# Start of EXERCISE DATA
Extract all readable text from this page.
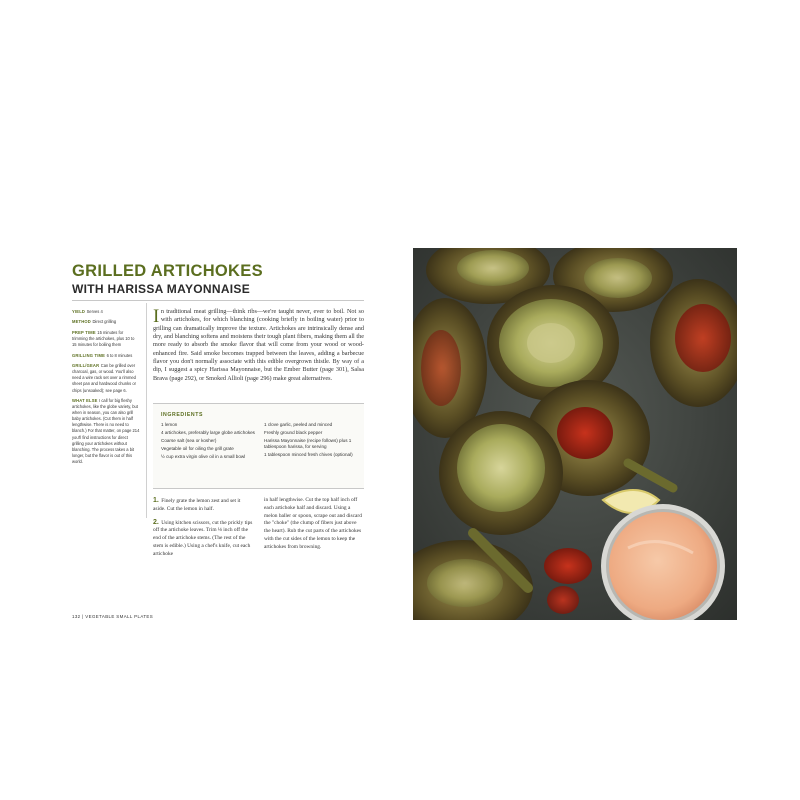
GRILLED ARTICHOKES
WITH HARISSA MAYONNAISE
YIELD Serves 4
METHOD Direct grilling
PREP TIME 15 minutes for trimming the artichokes, plus 10 to 15 minutes for boiling them
GRILLING TIME 6 to 8 minutes
GRILL/GEAR Can be grilled over charcoal, gas, or wood. You'll also need a wire rack set over a rimmed sheet pan and hardwood chunks or chips (unsoaked); see page 6.
WHAT ELSE I call for big fleshy artichokes, like the globe variety, but when in season, you can also grill baby artichokes. (Cut them in half lengthwise. There is no need to blanch.) For that matter, on page 214 you'll find instructions for direct grilling your artichokes without blanching. The process takes a bit longer, but the flavor is out of this world.
In traditional meat grilling—think ribs—we're taught never, ever to boil. Not so with artichokes, for which blanching (cooking briefly in boiling water) prior to grilling can dramatically improve the texture. Artichokes are intrinsically dense and dry, and blanching softens and moistens their tough plant fibers, making them all the more ready to absorb the smoke flavor that will come from your wood or wood-enhanced fire. Said smoke becomes trapped between the leaves, adding a barbecue flavor you don't normally associate with this edible overgrown thistle. By way of a dip, I suggest a spicy Harissa Mayonnaise, but the Ember Butter (page 301), Salsa Brava (page 292), or Smoked Allioli (page 296) make great alternatives.
INGREDIENTS
1 lemon
4 artichokes, preferably large globe artichokes
Coarse salt (sea or kosher)
Vegetable oil for oiling the grill grate
½ cup extra virgin olive oil in a small bowl
1 clove garlic, peeled and minced
Freshly ground black pepper
Harissa Mayonnaise (recipe follows) plus 1 tablespoon harissa, for serving
1 tablespoon minced fresh chives (optional)
1. Finely grate the lemon zest and set it aside. Cut the lemon in half.
2. Using kitchen scissors, cut the prickly tips off the artichoke leaves. Trim ⅛ inch off the end of the artichoke stems. (The rest of the stem is edible.) Using a chef's knife, cut each artichoke
in half lengthwise. Cut the top half inch off each artichoke half and discard. Using a melon baller or spoon, scrape out and discard the "choke" (the clump of fibers just above the heart). Rub the cut parts of the artichokes with the cut sides of the lemon to keep the artichokes from browning.
132 | VEGETABLE SMALL PLATES
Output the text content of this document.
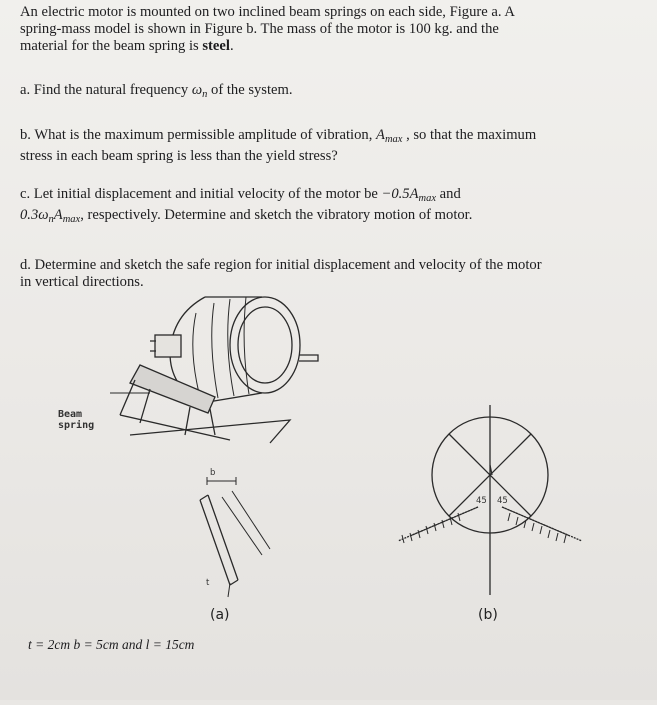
An electric motor is mounted on two inclined beam springs on each side, Figure a. A
spring-mass model is shown in Figure b. The mass of the motor is 100 kg. and the
material for the beam spring is steel.
a. Find the natural frequency $\omega_n$ of the system.
b. What is the maximum permissible amplitude of vibration, $A_{max}$ , so that the maximum
stress in each beam spring is less than the yield stress?
c. Let initial displacement and initial velocity of the motor be $-0.5A_{max}$ and
$0.3\omega_nA_{max}$, respectively. Determine and sketch the vibratory motion of motor.
d. Determine and sketch the safe region for initial displacement and velocity of the motor
in vertical directions.
Beam
spring
b
t
45 45
(a)	(b)
t = 2cm b = 5cm and l = 15cm
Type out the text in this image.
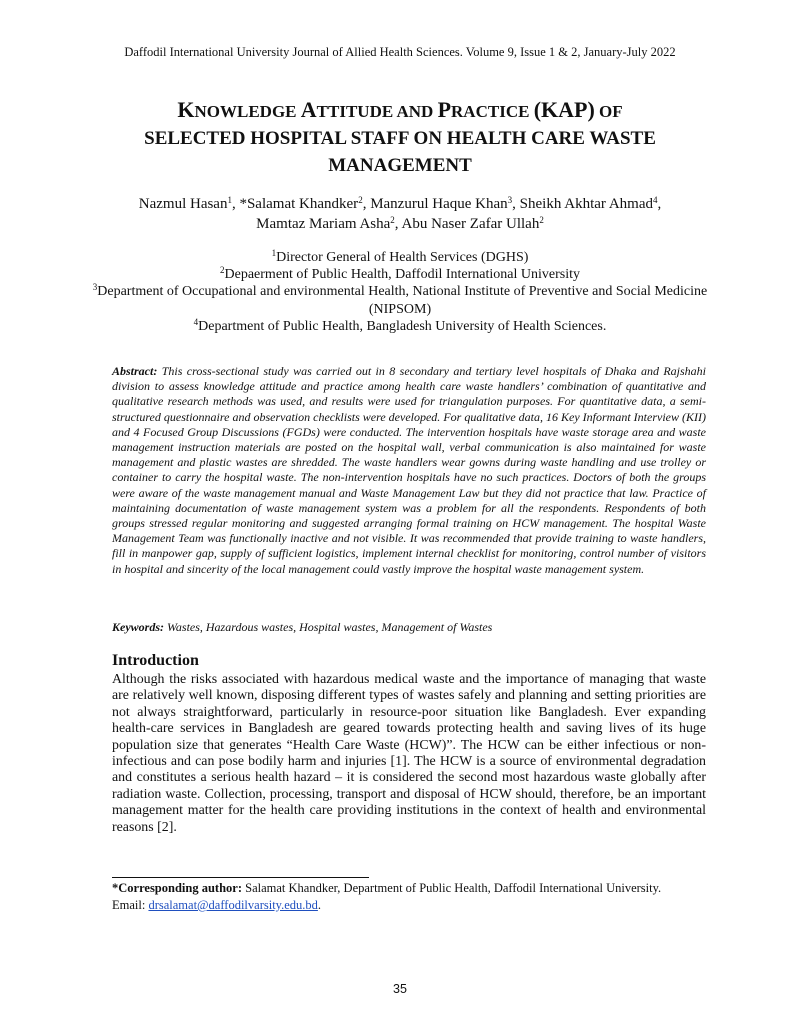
Daffodil International University Journal of Allied Health Sciences. Volume 9, Issue 1 & 2, January-July 2022
KNOWLEDGE ATTITUDE AND PRACTICE (KAP) OF
SELECTED HOSPITAL STAFF ON HEALTH CARE WASTE
MANAGEMENT
Nazmul Hasan$^1$, *Salamat Khandker$^2$, Manzurul Haque Khan$^3$, Sheikh Akhtar Ahmad$^4$,
Mamtaz Mariam Asha$^2$, Abu Naser Zafar Ullah$^2$
$^1$Director General of Health Services (DGHS)
$^2$Depaerment of Public Health, Daffodil International University
$^3$Department of Occupational and environmental Health, National Institute of Preventive and Social Medicine (NIPSOM)
$^4$Department of Public Health, Bangladesh University of Health Sciences.
Abstract: This cross-sectional study was carried out in 8 secondary and tertiary level hospitals of Dhaka and Rajshahi division to assess knowledge attitude and practice among health care waste handlers’ combination of quantitative and qualitative research methods was used, and results were used for triangulation purposes. For quantitative data, a semi-structured questionnaire and observation checklists were developed. For qualitative data, 16 Key Informant Interview (KII) and 4 Focused Group Discussions (FGDs) were conducted. The intervention hospitals have waste storage area and waste management instruction materials are posted on the hospital wall, verbal communication is also maintained for waste management and plastic wastes are shredded. The waste handlers wear gowns during waste handling and use trolley or container to carry the hospital waste. The non-intervention hospitals have no such practices. Doctors of both the groups were aware of the waste management manual and Waste Management Law but they did not practice that law. Practice of maintaining documentation of waste management system was a problem for all the respondents. Respondents of both groups stressed regular monitoring and suggested arranging formal training on HCW management. The hospital Waste Management Team was functionally inactive and not visible. It was recommended that provide training to waste handlers, fill in manpower gap, supply of sufficient logistics, implement internal checklist for monitoring, control number of visitors in hospital and sincerity of the local management could vastly improve the hospital waste management system.
Keywords: Wastes, Hazardous wastes, Hospital wastes, Management of Wastes
Introduction
Although the risks associated with hazardous medical waste and the importance of managing that waste are relatively well known, disposing different types of wastes safely and planning and setting priorities are not always straightforward, particularly in resource-poor situation like Bangladesh. Ever expanding health-care services in Bangladesh are geared towards protecting health and saving lives of its huge population size that generates “Health Care Waste (HCW)”. The HCW can be either infectious or non-infectious and can pose bodily harm and injuries [1]. The HCW is a source of environmental degradation and constitutes a serious health hazard – it is considered the second most hazardous waste globally after radiation waste. Collection, processing, transport and disposal of HCW should, therefore, be an important management matter for the health care providing institutions in the context of health and environmental reasons [2].
*Corresponding author: Salamat Khandker, Department of Public Health, Daffodil International University.
Email: drsalamat@daffodilvarsity.edu.bd.
35
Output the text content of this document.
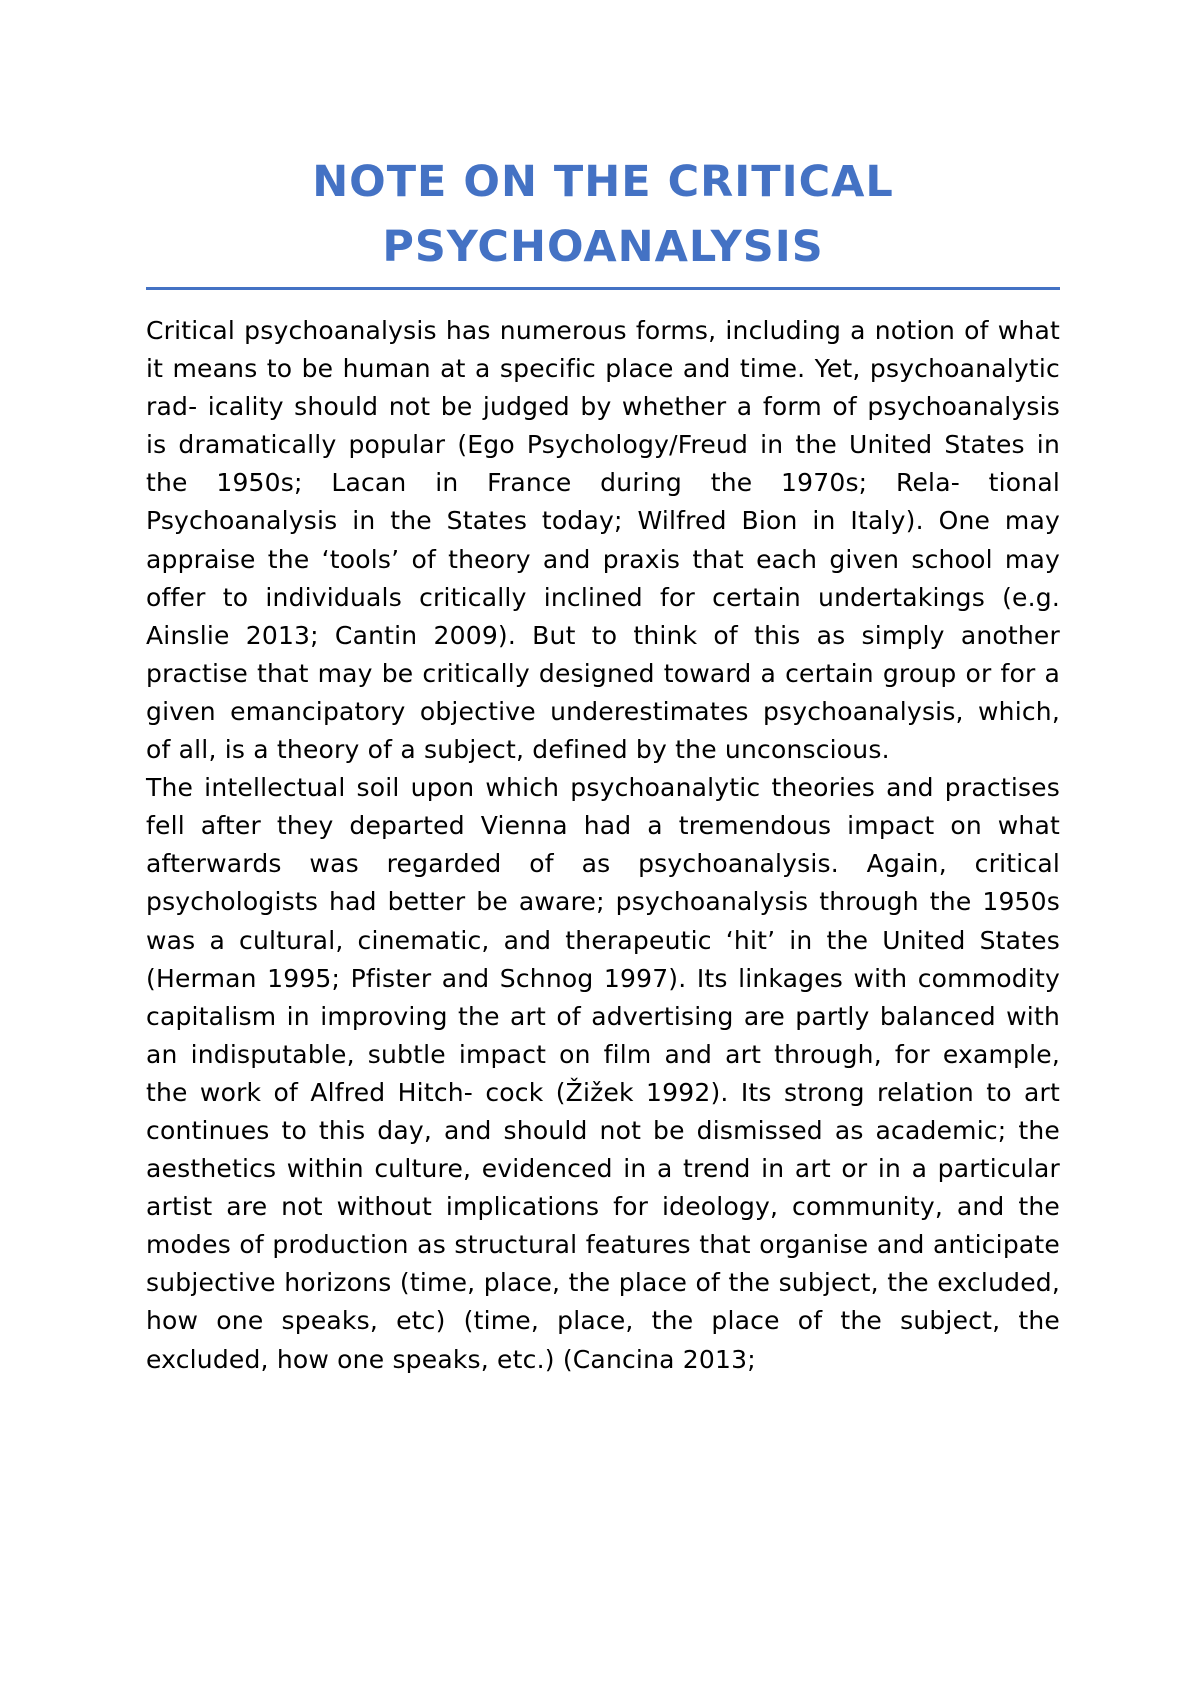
NOTE ON THE CRITICAL
PSYCHOANALYSIS

Critical psychoanalysis has numerous forms, including a notion of what it means to be human at a specific place and time. Yet, psychoanalytic rad- icality should not be judged by whether a form of psychoanalysis is dramatically popular (Ego Psychology/Freud in the United States in the 1950s; Lacan in France during the 1970s; Rela- tional Psychoanalysis in the States today; Wilfred Bion in Italy). One may appraise the ‘tools’ of theory and praxis that each given school may offer to individuals critically inclined for certain undertakings (e.g. Ainslie 2013; Cantin 2009). But to think of this as simply another practise that may be critically designed toward a certain group or for a given emancipatory objective underestimates psychoanalysis, which, of all, is a theory of a subject, defined by the unconscious.

The intellectual soil upon which psychoanalytic theories and practises fell after they departed Vienna had a tremendous impact on what afterwards was regarded of as psychoanalysis. Again, critical psychologists had better be aware; psychoanalysis through the 1950s was a cultural, cinematic, and therapeutic ‘hit’ in the United States (Herman 1995; Pfister and Schnog 1997). Its linkages with commodity capitalism in improving the art of advertising are partly balanced with an indisputable, subtle impact on film and art through, for example, the work of Alfred Hitch- cock (Žižek 1992). Its strong relation to art continues to this day, and should not be dismissed as academic; the aesthetics within culture, evidenced in a trend in art or in a particular artist are not without implications for ideology, community, and the modes of production as structural features that organise and anticipate subjective horizons (time, place, the place of the subject, the excluded, how one speaks, etc) (time, place, the place of the subject, the excluded, how one speaks, etc.) (Cancina 2013;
# End of EXERCISE DATA
▸ **WHAT IS NEEDED**: Each record above must be returned exactly as written, with its pictures omitted.

▸ **TASK RESULT**:
Extract all readable text from this page.
GRILLED ARTICHOKES
WITH HARISSA MAYONNAISE
YIELD Serves 4
METHOD Direct grilling
PREP TIME 15 minutes for trimming the artichokes, plus 10 to 15 minutes for boiling them
GRILLING TIME 6 to 8 minutes
GRILL/GEAR Can be grilled over charcoal, gas, or wood. You'll also need a wire rack set over a rimmed sheet pan and hardwood chunks or chips (unsoaked); see page 6.
WHAT ELSE I call for big fleshy artichokes, like the globe variety, but when in season, you can also grill baby artichokes. (Cut them in half lengthwise. There is no need to blanch.) For that matter, on page 214 you'll find instructions for direct grilling your artichokes without blanching. The process takes a bit longer, but the flavor is out of this world.
In traditional meat grilling—think ribs—we're taught never, ever to boil. Not so with artichokes, for which blanching (cooking briefly in boiling water) prior to grilling can dramatically improve the texture. Artichokes are intrinsically dense and dry, and blanching softens and moistens their tough plant fibers, making them all the more ready to absorb the smoke flavor that will come from your wood or wood-enhanced fire. Said smoke becomes trapped between the leaves, adding a barbecue flavor you don't normally associate with this edible overgrown thistle. By way of a dip, I suggest a spicy Harissa Mayonnaise, but the Ember Butter (page 301), Salsa Brava (page 292), or Smoked Allioli (page 296) make great alternatives.
INGREDIENTS
1 lemon
4 artichokes, preferably large globe artichokes
Coarse salt (sea or kosher)
Vegetable oil for oiling the grill grate
½ cup extra virgin olive oil in a small bowl
1 clove garlic, peeled and minced
Freshly ground black pepper
Harissa Mayonnaise (recipe follows) plus 1 tablespoon harissa, for serving
1 tablespoon minced fresh chives (optional)
1. Finely grate the lemon zest and set it aside. Cut the lemon in half.
2. Using kitchen scissors, cut the prickly tips off the artichoke leaves. Trim ⅛ inch off the end of the artichoke stems. (The rest of the stem is edible.) Using a chef's knife, cut each artichoke
in half lengthwise. Cut the top half inch off each artichoke half and discard. Using a melon baller or spoon, scrape out and discard the "choke" (the clump of fibers just above the heart). Rub the cut parts of the artichokes with the cut sides of the lemon to keep the artichokes from browning.
132 | VEGETABLE SMALL PLATES
Output the text content of this document.
An electric motor is mounted on two inclined beam springs on each side, Figure a. A
spring-mass model is shown in Figure b. The mass of the motor is 100 kg. and the
material for the beam spring is steel.
a. Find the natural frequency $\omega_n$ of the system.
b. What is the maximum permissible amplitude of vibration, $A_{max}$ , so that the maximum
stress in each beam spring is less than the yield stress?
c. Let initial displacement and initial velocity of the motor be $-0.5A_{max}$ and
$0.3\omega_nA_{max}$, respectively. Determine and sketch the vibratory motion of motor.
d. Determine and sketch the safe region for initial displacement and velocity of the motor
in vertical directions.
Beam
spring
b
t
45 45
(a)	(b)
t = 2cm b = 5cm and l = 15cm
Type out the text in this image.
Daffodil International University Journal of Allied Health Sciences. Volume 9, Issue 1 & 2, January-July 2022
KNOWLEDGE ATTITUDE AND PRACTICE (KAP) OF
SELECTED HOSPITAL STAFF ON HEALTH CARE WASTE
MANAGEMENT
Nazmul Hasan$^1$, *Salamat Khandker$^2$, Manzurul Haque Khan$^3$, Sheikh Akhtar Ahmad$^4$,
Mamtaz Mariam Asha$^2$, Abu Naser Zafar Ullah$^2$
$^1$Director General of Health Services (DGHS)
$^2$Depaerment of Public Health, Daffodil International University
$^3$Department of Occupational and environmental Health, National Institute of Preventive and Social Medicine (NIPSOM)
$^4$Department of Public Health, Bangladesh University of Health Sciences.
Abstract: This cross-sectional study was carried out in 8 secondary and tertiary level hospitals of Dhaka and Rajshahi division to assess knowledge attitude and practice among health care waste handlers’ combination of quantitative and qualitative research methods was used, and results were used for triangulation purposes. For quantitative data, a semi-structured questionnaire and observation checklists were developed. For qualitative data, 16 Key Informant Interview (KII) and 4 Focused Group Discussions (FGDs) were conducted. The intervention hospitals have waste storage area and waste management instruction materials are posted on the hospital wall, verbal communication is also maintained for waste management and plastic wastes are shredded. The waste handlers wear gowns during waste handling and use trolley or container to carry the hospital waste. The non-intervention hospitals have no such practices. Doctors of both the groups were aware of the waste management manual and Waste Management Law but they did not practice that law. Practice of maintaining documentation of waste management system was a problem for all the respondents. Respondents of both groups stressed regular monitoring and suggested arranging formal training on HCW management. The hospital Waste Management Team was functionally inactive and not visible. It was recommended that provide training to waste handlers, fill in manpower gap, supply of sufficient logistics, implement internal checklist for monitoring, control number of visitors in hospital and sincerity of the local management could vastly improve the hospital waste management system.
Keywords: Wastes, Hazardous wastes, Hospital wastes, Management of Wastes
Introduction
Although the risks associated with hazardous medical waste and the importance of managing that waste are relatively well known, disposing different types of wastes safely and planning and setting priorities are not always straightforward, particularly in resource-poor situation like Bangladesh. Ever expanding health-care services in Bangladesh are geared towards protecting health and saving lives of its huge population size that generates “Health Care Waste (HCW)”. The HCW can be either infectious or non-infectious and can pose bodily harm and injuries [1]. The HCW is a source of environmental degradation and constitutes a serious health hazard – it is considered the second most hazardous waste globally after radiation waste. Collection, processing, transport and disposal of HCW should, therefore, be an important management matter for the health care providing institutions in the context of health and environmental reasons [2].
*Corresponding author: Salamat Khandker, Department of Public Health, Daffodil International University.
Email: drsalamat@daffodilvarsity.edu.bd.
35
Output the text content of this document.
NOTE ON THE CRITICAL
PSYCHOANALYSIS

Critical psychoanalysis has numerous forms, including a notion of what it means to be human at a specific place and time. Yet, psychoanalytic rad- icality should not be judged by whether a form of psychoanalysis is dramatically popular (Ego Psychology/Freud in the United States in the 1950s; Lacan in France during the 1970s; Rela- tional Psychoanalysis in the States today; Wilfred Bion in Italy). One may appraise the ‘tools’ of theory and praxis that each given school may offer to individuals critically inclined for certain undertakings (e.g. Ainslie 2013; Cantin 2009). But to think of this as simply another practise that may be critically designed toward a certain group or for a given emancipatory objective underestimates psychoanalysis, which, of all, is a theory of a subject, defined by the unconscious.

The intellectual soil upon which psychoanalytic theories and practises fell after they departed Vienna had a tremendous impact on what afterwards was regarded of as psychoanalysis. Again, critical psychologists had better be aware; psychoanalysis through the 1950s was a cultural, cinematic, and therapeutic ‘hit’ in the United States (Herman 1995; Pfister and Schnog 1997). Its linkages with commodity capitalism in improving the art of advertising are partly balanced with an indisputable, subtle impact on film and art through, for example, the work of Alfred Hitch- cock (Žižek 1992). Its strong relation to art continues to this day, and should not be dismissed as academic; the aesthetics within culture, evidenced in a trend in art or in a particular artist are not without implications for ideology, community, and the modes of production as structural features that organise and anticipate subjective horizons (time, place, the place of the subject, the excluded, how one speaks, etc) (time, place, the place of the subject, the excluded, how one speaks, etc.) (Cancina 2013;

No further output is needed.